* **DATASET CONTENT**
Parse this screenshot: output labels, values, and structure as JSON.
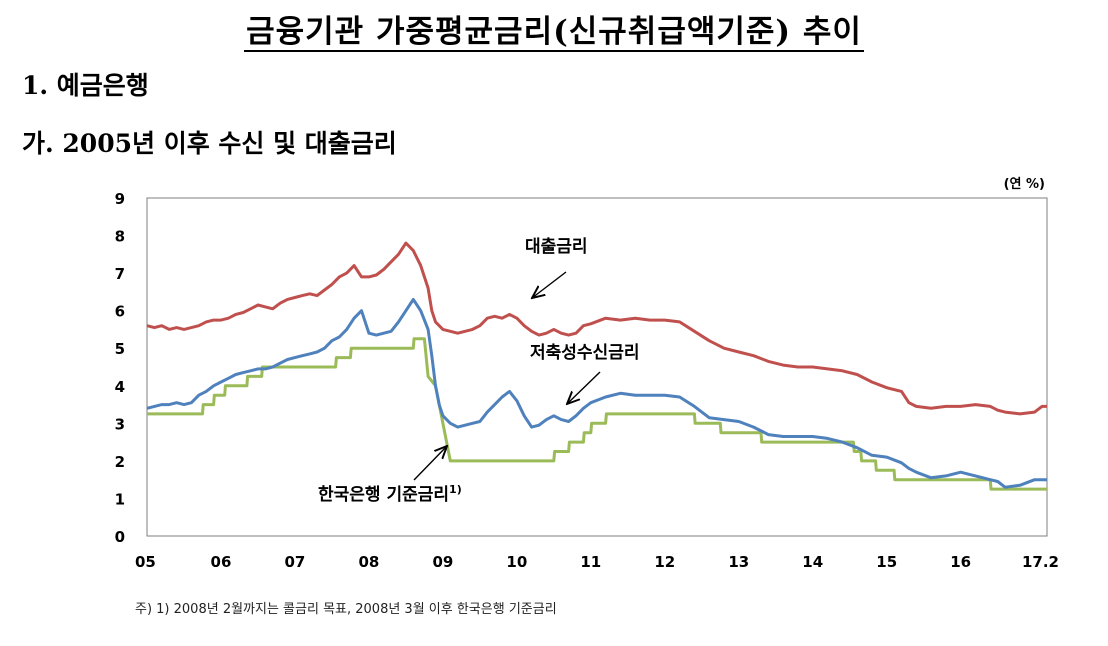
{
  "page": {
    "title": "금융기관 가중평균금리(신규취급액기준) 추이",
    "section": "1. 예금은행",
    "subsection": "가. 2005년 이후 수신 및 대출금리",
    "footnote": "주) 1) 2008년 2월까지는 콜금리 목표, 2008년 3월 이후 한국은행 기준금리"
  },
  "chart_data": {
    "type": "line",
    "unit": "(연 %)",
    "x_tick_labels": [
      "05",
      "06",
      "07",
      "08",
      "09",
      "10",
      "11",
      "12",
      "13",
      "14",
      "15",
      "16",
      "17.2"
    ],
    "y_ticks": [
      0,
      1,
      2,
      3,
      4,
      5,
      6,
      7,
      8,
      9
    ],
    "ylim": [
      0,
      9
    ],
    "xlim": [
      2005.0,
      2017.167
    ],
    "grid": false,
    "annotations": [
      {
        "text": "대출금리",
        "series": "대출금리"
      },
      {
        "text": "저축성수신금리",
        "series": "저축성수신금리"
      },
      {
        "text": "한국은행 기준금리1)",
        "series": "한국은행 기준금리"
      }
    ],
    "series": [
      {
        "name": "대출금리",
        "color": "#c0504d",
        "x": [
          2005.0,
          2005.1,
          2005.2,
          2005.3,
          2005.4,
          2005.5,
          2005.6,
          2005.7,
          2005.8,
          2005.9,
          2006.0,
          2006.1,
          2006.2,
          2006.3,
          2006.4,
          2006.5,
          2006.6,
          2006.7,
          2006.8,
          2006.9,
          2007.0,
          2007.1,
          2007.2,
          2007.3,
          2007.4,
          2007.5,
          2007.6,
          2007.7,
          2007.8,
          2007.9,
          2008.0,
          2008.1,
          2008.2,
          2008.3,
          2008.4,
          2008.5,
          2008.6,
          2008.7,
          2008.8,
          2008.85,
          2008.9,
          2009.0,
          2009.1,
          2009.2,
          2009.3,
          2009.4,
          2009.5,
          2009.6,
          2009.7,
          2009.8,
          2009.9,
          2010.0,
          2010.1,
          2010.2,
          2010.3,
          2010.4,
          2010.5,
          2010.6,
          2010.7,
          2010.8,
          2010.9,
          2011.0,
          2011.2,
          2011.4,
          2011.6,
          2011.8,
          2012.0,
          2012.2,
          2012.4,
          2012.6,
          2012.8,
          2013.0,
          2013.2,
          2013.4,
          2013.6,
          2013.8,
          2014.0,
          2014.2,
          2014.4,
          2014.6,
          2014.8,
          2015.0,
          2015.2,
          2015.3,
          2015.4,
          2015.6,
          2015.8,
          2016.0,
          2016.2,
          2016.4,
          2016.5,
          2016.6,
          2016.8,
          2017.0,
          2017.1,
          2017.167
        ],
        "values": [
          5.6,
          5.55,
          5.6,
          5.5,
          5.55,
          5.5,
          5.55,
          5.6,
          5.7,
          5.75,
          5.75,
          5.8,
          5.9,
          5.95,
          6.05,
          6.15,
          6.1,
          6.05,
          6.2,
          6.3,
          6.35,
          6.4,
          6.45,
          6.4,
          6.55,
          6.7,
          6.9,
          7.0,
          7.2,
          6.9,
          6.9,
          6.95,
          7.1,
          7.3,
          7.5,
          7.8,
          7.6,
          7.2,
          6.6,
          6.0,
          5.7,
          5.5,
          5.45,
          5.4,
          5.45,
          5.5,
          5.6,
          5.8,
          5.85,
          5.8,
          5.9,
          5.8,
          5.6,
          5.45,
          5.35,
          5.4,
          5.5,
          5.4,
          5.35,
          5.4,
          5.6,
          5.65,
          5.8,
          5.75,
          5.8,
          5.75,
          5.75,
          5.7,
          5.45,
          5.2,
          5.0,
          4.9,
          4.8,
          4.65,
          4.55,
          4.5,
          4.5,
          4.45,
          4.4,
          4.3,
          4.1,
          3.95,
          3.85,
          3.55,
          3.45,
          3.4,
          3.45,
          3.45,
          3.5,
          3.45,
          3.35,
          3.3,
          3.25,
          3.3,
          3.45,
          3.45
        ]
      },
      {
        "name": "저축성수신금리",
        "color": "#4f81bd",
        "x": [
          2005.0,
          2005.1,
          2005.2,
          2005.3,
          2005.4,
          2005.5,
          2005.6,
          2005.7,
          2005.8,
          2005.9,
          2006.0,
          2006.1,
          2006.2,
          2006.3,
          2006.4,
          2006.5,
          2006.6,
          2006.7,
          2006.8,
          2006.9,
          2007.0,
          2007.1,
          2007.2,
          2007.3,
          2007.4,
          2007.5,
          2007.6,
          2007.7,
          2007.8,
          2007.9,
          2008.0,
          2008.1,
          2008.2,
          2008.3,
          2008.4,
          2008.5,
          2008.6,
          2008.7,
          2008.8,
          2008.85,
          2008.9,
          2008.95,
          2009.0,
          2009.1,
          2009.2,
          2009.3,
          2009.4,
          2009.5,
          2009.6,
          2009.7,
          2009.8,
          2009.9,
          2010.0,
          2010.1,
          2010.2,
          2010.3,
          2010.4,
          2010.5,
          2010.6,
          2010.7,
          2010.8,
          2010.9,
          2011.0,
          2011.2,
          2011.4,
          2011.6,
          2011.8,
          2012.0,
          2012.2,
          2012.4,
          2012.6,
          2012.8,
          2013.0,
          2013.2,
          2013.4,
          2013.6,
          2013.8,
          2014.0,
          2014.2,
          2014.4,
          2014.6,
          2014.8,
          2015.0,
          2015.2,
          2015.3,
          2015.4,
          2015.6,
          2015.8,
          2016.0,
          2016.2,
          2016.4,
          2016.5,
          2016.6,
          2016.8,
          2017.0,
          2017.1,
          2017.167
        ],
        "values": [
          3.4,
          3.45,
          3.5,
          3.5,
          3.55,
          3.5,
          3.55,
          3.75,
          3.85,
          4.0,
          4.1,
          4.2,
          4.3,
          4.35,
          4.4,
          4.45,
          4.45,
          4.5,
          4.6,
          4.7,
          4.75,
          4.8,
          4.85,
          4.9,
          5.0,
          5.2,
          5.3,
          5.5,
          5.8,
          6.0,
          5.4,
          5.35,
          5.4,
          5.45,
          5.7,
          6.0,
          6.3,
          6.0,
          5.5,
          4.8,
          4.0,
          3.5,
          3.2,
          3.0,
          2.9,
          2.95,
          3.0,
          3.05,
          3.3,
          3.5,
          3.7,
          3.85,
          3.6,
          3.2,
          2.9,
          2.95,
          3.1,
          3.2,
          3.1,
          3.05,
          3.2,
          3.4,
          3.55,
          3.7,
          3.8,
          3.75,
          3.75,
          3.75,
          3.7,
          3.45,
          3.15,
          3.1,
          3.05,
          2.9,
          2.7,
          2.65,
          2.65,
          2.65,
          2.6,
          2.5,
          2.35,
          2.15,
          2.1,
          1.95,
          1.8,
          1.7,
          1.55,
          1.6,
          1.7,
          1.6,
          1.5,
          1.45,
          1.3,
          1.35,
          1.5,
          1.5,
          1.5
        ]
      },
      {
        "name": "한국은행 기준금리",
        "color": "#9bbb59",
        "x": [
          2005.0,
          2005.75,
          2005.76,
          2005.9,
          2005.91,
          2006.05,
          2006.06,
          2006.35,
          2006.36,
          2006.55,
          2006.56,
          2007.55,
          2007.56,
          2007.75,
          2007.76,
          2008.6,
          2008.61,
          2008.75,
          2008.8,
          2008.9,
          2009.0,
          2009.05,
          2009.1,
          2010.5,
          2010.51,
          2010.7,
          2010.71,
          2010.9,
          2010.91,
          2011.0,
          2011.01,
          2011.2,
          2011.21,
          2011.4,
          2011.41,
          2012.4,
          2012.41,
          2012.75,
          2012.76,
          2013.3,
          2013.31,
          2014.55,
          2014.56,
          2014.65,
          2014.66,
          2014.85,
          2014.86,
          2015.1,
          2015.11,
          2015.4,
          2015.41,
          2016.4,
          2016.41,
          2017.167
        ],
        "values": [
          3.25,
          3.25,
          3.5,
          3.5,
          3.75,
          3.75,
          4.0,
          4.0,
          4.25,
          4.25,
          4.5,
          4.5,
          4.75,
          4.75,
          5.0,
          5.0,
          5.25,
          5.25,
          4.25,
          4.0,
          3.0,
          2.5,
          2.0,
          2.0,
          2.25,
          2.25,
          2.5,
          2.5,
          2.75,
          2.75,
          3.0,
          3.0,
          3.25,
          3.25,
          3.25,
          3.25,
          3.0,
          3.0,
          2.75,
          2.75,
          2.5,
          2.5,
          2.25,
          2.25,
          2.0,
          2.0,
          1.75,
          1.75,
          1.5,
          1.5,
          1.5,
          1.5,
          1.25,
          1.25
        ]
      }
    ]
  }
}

* **EXERCISE OBJECTIVE**
Each line holding the word "color" counts once; report the total and nothing else.

* **FULL SOLUTION**
3